## Short exercise
For each statement, say yes or no to whether it agrees with the column on Ashcroft's departure, and quote the words from the column that decide it: (a) the palace guard broke his truncheon in half before shouting "The king is dead!"; (b) after September 11, 2001, Ashcroft ordered that more than 2,000 Muslim men be held as suspected terrorists; (c) the President signed the Patriot Act on October 26, 2001.

To students of history, the news of Ashcroft's departure, followed by the instant appointment of Gonzales as his replacement, may have recalled the final hours of the French monarch Louis XIV -- the "Sun King."

As the story goes, the death in 1715 of Europe's most powerful ruler was announced by one of the palace guards. The guard raised his truncheon in the air, broke it in half, and threw the pieces into the anxious crowd below, shouting "The king is dead!" The guard then took a new staff and held the weapon high for the crowd to see, yelling "Long live the king!"

The point, of course, was that the enormous power Louis XIV had amassed would exist long after his death. Even though one particular ruler was gone, the broader political structure he had created would remain.

This point may be just as applicable to John Ashcroft and his Department of Justice, as to Louis XIV and the French throne. It is likely, for reasons I will explain in this column, that Ashcroft's departure -- like the Sun King's, will not lead to significant changes of direction in the larger institution which he headed.

Rather, we can expect to see an extension of many of the policies Ashcroft initiated under his successor, whether it is Gonzales (as expected), or another.

Dismal post-9/11 legacy

Ashcroft's legacy as attorney general is clear: he weakened the rule of law and undermined civil liberties of people in the United States.

Soon after the attacks of September 11, 2001, Ashcroft ordered that more than 1,200 Muslim men be held as suspected terrorists. In addition, he rounded up thousands of Middle Eastern persons for extensive questioning.

In June 2003, the Office of the Inspector General of Ashcroft's own Justice Department sharply criticized Ashcroft for his post-9/11 roundup and treatment of Middle Eastern persons. (For more details, please see a column by Anita Ramasastryexternal link)

Throughout his tenure as attorney general, Ashcroft expressed strong support for the Patriot Act, before and after it was signed by the President on October 26, 2001. The Patriot Act infringes Americans' civil rights in a number of important respects.

After the Patriot Act became law, Ashcroft repeatedly used it, or allowed U.S. attorneys to use it to prosecute non-terrorist crimes. Yet last year he called the librarians who were concerned about the Act's authorization of FBI searches regarding borrowers' reading habits were filled with "hysteria."

Beginning as far back as December 2001, he accused other dissenters and civil libertarians of "aiding terrorists." Again Louis XIV comes to mind: Voltaire famously compared Louis to Caesar Augustus, in large part because he cruelly punished those who challenged him.

Throughout his tenure, Ashcroft claimed that he was prosecuting dangerous terrorists. In fact, however, among the 360-some "terrorism" cases for which Ashcroft claims credit during his watch, which resulted in approximately 190 convictions -- almost all of which were for non-terrorism related charges -- the average sentence was only two weeks.

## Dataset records
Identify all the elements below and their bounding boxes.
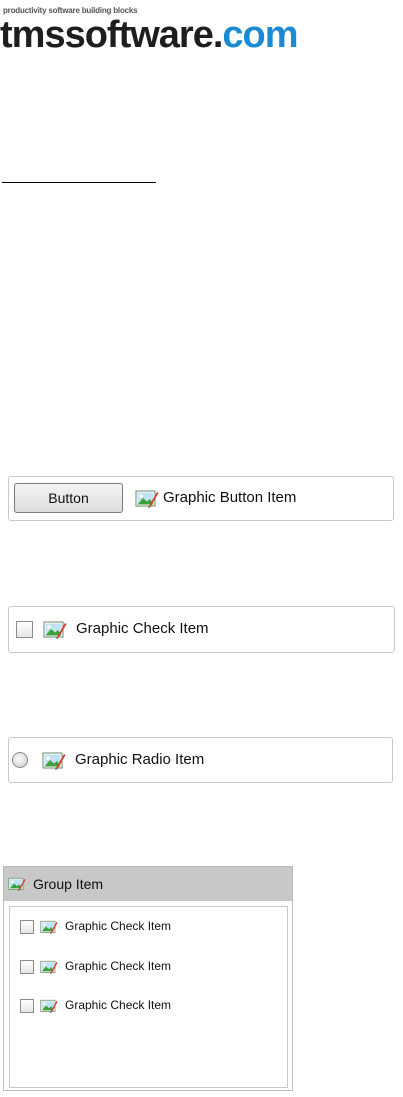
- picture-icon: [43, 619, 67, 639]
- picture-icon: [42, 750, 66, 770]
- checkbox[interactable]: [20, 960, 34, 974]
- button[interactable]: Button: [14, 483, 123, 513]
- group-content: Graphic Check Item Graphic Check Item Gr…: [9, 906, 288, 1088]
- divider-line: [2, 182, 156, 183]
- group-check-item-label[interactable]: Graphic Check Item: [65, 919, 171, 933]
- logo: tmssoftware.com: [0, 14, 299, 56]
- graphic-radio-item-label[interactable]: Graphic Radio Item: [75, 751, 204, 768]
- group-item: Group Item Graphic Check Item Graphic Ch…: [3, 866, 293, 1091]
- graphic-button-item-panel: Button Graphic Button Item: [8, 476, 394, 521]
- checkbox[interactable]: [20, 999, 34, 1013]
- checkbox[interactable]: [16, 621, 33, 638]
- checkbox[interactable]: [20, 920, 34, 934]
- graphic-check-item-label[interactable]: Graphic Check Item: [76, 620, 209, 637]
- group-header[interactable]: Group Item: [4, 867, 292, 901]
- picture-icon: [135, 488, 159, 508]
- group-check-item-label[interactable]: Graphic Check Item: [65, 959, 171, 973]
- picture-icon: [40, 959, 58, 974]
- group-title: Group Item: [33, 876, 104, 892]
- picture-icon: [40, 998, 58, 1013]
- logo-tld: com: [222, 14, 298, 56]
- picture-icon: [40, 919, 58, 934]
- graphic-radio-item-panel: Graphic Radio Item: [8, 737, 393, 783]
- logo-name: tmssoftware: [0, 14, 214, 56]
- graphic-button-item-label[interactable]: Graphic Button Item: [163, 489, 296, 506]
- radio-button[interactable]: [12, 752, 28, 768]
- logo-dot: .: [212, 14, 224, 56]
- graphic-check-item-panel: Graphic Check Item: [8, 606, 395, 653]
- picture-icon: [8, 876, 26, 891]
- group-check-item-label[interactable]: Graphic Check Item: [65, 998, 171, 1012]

--

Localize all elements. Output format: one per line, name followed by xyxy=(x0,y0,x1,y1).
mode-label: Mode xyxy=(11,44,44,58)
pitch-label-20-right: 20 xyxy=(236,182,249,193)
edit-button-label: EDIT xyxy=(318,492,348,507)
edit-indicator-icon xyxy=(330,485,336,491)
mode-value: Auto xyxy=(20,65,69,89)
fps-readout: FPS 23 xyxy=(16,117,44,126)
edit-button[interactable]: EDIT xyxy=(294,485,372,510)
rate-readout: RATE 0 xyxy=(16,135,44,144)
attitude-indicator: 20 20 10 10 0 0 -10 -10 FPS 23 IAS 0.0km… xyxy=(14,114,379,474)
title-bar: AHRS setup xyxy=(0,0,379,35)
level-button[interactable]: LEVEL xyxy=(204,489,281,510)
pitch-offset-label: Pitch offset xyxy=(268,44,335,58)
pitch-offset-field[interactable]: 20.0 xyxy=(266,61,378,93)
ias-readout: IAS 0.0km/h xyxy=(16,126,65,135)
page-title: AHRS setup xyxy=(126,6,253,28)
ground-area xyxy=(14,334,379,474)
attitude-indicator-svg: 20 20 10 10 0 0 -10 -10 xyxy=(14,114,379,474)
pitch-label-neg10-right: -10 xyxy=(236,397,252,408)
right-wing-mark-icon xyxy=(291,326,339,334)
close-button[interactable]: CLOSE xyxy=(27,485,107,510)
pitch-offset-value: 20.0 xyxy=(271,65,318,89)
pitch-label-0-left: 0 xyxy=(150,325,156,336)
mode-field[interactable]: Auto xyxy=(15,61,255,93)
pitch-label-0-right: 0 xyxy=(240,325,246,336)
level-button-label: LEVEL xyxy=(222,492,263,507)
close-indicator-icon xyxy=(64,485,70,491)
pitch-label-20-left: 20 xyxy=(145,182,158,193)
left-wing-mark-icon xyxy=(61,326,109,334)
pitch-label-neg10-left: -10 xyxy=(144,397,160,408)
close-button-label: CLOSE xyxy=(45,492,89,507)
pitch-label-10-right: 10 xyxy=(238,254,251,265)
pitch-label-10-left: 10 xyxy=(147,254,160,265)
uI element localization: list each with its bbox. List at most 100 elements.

## Answer to the task
(a) Yes: "The guard raised his truncheon in the air, broke it in half, and threw the pieces into the anxious crowd below, shouting "The king is dead!""
(b) No: "Ashcroft ordered that more than 1,200 Muslim men be held as suspected terrorists."
(c) Yes: "before and after it was signed by the President on October 26, 2001."